| Apply what you read |
1. From the Virginia Postrel post, list the functions that Pharmac performs.
2. Answer these questions from the Virginia Postrel post.
(a) In which newspaper did Postrel's piece appear?
(b) How much did New Zealand spend per capita on drugs in 2006?
(c) According to the quoted passage, how many health budgets do centralized systems have?

| Provided text |
Wednesday, July 15, 2009
Virginia Postrel's First-Hand Experience with Serious Medicine
Virginia Postrel, the well-known libertarian thinker and writer, confronts some of the issues of Serious Medicine in her intense piece in The Dallas Morning News. As she says, in New Zealand, they spend less, and they get less:
Consider New Zealand. There, a government agency called Pharmac evaluates the efficacy of new drugs, decides which drugs are cost-effective and negotiates the prices to be paid by the national health care system. These functions are separate in most countries, but thanks to this integrated approach, Pharmac has indeed tamed the national drug budget. New Zealand spent $303 per capita on drugs in 2006, compared with $843 in the United States. Unfortunately for patients, Pharmac gets those impressive results by saying no to new treatments.
The American approach is better, she concludes.
The good thing about a decentralized, largely private system like ours is that health care constantly gets weighed against everything else in the economy. No single authority has to decide whether 15 percent or 20 percent or 25 percent is the "right" amount of GDP to spend on health care, just as no single authority has to decide how much to spend on food or clothing or entertainment. Different individuals and organizations can make different trade-offs. Centralized systems, by contrast, have one health budget. This treatment gets funded, and that one doesn't.
If I lived in New Zealand, I wouldn't be dead, just a lot poorer. But if every place were like New Zealand, far fewer complex new drugs would get developed in the first place. And my odds of survival would be much, much lower.
Of course, the American system could be improved further, with more commitment to tackling Serious Illness with Serious Medicine.

| Entries supplied |

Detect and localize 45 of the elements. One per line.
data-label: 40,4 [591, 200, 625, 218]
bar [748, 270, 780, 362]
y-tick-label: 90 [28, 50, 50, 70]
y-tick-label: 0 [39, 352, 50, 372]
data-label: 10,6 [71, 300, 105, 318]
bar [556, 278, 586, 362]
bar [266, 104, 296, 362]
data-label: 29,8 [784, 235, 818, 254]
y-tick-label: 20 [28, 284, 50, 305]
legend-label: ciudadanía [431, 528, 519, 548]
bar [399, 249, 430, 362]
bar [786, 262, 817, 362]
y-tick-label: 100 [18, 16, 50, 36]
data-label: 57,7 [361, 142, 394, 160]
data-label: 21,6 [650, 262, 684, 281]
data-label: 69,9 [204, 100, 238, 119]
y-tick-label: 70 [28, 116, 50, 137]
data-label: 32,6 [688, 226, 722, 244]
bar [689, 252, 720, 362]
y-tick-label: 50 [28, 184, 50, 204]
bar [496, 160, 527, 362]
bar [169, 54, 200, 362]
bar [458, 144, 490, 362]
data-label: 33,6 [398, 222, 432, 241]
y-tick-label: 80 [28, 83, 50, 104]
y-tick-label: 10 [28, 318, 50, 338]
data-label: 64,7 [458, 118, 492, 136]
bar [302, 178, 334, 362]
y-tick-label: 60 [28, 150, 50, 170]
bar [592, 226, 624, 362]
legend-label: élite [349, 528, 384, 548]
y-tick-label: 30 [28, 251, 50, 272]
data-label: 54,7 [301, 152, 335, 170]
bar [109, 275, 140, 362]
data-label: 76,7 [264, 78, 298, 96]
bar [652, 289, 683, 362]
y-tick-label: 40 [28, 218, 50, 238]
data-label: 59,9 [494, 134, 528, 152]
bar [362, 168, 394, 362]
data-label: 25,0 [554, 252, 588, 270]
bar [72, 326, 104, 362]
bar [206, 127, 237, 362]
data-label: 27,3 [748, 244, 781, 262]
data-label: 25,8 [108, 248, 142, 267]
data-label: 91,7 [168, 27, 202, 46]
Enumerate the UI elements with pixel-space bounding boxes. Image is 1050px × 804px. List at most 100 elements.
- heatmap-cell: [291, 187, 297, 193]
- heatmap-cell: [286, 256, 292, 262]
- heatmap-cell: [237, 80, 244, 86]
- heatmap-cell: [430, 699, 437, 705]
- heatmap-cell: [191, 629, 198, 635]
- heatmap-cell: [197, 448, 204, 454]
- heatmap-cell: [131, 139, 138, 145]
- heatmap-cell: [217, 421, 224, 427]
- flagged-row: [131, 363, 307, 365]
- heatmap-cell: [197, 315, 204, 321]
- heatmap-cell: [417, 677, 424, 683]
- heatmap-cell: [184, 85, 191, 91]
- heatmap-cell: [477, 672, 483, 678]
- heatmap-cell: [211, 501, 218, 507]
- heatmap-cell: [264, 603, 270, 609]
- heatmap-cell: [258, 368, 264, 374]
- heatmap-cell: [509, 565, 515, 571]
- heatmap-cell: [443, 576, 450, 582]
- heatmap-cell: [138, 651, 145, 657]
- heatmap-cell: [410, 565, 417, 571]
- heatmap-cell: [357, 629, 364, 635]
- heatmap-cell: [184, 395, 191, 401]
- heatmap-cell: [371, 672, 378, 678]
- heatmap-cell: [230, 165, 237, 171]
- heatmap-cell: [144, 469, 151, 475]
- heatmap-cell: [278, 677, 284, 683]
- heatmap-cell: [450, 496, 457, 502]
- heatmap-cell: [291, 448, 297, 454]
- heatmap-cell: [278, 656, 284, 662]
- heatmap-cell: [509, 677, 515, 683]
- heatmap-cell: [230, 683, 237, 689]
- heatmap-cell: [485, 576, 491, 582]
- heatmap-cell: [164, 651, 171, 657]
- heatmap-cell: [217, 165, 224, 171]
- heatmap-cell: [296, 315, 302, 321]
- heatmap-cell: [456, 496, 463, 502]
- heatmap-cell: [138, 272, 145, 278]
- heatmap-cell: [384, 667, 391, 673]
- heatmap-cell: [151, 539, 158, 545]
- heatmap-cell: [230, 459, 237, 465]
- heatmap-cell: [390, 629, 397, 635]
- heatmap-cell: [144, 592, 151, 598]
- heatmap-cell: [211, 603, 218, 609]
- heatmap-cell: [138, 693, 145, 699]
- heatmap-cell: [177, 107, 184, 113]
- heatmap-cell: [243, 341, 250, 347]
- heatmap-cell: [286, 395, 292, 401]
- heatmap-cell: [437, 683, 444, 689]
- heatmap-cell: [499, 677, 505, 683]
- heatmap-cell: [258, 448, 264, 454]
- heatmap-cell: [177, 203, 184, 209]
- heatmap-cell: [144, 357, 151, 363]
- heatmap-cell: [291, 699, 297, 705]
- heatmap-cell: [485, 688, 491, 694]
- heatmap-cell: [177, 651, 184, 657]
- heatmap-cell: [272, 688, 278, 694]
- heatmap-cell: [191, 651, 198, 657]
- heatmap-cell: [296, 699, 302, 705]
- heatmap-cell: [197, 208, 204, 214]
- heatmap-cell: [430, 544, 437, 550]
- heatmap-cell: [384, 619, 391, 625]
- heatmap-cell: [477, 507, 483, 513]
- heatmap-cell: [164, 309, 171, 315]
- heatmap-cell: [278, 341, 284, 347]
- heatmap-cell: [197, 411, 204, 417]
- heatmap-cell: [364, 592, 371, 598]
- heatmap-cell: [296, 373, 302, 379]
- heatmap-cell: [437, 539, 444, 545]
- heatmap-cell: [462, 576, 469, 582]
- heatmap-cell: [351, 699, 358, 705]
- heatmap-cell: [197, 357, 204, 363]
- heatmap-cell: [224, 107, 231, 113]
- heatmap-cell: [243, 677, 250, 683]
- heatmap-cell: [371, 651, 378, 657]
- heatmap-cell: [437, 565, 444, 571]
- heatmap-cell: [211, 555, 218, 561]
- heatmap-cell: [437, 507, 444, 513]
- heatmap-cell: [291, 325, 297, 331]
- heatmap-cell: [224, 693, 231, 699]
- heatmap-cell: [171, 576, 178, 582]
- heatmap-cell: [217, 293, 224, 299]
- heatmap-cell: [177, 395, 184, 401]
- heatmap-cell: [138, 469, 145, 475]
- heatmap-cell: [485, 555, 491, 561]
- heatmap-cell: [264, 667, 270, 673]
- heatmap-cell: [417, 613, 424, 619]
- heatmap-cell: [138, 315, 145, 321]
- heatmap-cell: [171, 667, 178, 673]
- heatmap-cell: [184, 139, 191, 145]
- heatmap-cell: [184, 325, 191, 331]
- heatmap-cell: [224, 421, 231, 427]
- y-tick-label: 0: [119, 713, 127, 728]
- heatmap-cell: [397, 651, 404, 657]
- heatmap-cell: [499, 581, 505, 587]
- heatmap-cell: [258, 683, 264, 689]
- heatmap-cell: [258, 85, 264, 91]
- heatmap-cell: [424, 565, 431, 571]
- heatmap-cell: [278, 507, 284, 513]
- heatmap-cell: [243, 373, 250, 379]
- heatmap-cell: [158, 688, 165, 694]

| Results |
1.
- Evaluates the efficacy of new drugs
- Decides which drugs are cost-effective
- Negotiates the prices to be paid by the national health care system

2.
(a) The Dallas Morning News
(b) $303
(c) One